● Requirement:
Extract each line containing the string "this".

● Supplied entries:
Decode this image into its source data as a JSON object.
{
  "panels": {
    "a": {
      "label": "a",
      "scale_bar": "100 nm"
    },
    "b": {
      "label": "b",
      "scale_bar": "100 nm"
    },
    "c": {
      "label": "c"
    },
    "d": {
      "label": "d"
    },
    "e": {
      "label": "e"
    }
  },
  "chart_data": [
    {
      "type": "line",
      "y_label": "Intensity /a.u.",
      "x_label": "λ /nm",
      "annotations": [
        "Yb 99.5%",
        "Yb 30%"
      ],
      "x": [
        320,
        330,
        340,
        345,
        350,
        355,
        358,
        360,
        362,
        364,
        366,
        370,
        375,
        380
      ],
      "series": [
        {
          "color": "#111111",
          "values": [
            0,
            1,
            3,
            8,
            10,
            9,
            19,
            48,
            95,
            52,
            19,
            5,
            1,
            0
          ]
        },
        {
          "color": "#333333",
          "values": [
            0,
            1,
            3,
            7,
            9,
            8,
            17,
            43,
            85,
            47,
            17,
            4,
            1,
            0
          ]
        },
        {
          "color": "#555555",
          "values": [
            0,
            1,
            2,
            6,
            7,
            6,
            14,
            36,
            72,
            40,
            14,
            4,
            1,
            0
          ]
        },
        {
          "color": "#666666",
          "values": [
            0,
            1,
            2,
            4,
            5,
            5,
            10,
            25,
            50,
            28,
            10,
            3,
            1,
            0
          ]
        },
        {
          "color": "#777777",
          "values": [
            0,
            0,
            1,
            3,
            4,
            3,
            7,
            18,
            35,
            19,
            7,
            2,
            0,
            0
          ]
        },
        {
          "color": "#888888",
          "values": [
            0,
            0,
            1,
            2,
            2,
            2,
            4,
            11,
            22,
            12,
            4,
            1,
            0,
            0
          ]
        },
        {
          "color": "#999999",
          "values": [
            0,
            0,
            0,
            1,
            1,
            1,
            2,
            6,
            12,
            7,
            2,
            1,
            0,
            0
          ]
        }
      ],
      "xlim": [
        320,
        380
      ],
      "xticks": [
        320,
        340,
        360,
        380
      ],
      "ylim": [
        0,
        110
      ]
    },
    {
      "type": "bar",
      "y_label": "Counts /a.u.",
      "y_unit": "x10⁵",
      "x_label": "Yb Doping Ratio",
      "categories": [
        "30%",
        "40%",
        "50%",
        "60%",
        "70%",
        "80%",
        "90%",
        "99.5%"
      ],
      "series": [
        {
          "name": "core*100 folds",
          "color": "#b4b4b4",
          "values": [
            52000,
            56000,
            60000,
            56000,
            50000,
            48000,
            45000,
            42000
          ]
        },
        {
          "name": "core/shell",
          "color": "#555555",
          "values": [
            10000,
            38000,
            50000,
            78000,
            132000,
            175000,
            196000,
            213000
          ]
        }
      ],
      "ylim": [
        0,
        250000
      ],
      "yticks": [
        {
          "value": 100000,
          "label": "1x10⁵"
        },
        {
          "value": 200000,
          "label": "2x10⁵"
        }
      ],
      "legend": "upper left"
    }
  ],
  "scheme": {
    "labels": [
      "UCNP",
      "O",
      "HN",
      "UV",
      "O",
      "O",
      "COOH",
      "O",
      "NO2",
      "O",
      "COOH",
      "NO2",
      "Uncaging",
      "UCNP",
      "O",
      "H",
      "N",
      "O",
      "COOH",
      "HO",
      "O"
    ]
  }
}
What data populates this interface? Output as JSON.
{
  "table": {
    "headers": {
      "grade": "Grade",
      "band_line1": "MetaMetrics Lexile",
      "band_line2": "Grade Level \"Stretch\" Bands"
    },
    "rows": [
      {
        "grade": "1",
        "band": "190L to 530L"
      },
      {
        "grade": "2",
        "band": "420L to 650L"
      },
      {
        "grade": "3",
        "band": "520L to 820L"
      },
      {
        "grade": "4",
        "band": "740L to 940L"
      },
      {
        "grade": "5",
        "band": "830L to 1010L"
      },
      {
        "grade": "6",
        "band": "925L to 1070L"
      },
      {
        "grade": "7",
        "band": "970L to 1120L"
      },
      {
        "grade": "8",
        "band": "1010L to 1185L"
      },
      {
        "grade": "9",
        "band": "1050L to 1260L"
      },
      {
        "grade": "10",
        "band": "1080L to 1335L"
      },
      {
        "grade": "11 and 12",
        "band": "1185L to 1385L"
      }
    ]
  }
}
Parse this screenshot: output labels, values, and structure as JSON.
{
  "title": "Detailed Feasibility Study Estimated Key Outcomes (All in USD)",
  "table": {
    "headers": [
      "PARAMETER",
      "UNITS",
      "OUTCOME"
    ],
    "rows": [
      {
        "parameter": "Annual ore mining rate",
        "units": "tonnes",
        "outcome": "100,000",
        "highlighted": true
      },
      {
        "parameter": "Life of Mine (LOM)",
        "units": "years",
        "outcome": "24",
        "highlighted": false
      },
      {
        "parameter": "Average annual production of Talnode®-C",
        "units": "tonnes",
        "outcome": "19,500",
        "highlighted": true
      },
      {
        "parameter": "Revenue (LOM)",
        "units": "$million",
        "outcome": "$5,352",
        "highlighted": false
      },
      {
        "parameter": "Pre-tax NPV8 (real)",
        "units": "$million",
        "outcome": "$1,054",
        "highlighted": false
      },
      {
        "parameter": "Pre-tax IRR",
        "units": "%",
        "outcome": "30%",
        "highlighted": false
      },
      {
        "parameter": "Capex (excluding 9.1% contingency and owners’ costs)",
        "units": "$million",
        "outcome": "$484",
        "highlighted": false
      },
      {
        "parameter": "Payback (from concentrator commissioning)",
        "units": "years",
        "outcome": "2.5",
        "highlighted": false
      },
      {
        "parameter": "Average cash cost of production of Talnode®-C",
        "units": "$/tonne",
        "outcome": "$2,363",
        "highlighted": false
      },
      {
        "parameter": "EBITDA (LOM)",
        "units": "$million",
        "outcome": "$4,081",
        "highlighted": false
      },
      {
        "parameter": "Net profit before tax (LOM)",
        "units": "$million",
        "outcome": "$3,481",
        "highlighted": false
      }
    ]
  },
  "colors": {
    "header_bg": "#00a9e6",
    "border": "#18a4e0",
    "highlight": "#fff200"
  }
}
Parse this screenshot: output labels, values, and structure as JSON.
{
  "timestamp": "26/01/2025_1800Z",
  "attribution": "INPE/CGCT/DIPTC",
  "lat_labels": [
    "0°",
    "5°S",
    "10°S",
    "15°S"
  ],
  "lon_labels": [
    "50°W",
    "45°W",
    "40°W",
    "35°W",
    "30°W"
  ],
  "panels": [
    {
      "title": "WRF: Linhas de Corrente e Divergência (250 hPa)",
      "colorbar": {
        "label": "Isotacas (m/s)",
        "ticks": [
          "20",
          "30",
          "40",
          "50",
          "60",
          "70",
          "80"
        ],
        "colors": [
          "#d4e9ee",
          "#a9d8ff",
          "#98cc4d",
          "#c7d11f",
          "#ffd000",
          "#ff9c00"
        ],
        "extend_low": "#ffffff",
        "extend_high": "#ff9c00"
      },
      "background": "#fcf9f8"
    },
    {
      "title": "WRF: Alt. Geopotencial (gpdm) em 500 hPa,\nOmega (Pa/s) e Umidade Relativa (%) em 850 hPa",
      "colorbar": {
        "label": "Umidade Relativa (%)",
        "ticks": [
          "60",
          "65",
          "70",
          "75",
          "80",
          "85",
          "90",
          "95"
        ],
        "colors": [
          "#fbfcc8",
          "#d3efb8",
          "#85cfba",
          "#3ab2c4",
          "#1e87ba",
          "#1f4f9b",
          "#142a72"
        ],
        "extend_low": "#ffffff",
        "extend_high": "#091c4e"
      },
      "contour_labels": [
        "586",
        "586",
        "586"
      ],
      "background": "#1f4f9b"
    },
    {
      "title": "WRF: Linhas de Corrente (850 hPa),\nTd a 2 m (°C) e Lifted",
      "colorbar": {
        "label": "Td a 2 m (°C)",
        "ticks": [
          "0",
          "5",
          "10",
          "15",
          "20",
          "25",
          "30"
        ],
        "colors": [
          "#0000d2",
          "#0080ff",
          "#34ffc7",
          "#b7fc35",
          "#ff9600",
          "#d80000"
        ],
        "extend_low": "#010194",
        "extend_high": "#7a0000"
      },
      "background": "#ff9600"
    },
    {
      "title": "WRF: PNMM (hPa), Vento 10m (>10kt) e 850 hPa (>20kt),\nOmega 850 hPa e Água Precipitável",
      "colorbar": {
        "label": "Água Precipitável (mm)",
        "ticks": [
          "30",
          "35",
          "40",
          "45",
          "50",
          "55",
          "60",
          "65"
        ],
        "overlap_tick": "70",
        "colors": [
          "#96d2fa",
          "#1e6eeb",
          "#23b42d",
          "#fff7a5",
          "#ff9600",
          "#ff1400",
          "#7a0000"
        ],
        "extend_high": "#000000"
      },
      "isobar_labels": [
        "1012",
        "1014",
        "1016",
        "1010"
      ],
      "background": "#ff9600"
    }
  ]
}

● Solution below:
Decode this image into its source data as a JSON object.
What data populates this interface? Output as JSON.
Parse this screenshot: output labels, values, and structure as JSON.
Parse this screenshot: output labels, values, and structure as JSON.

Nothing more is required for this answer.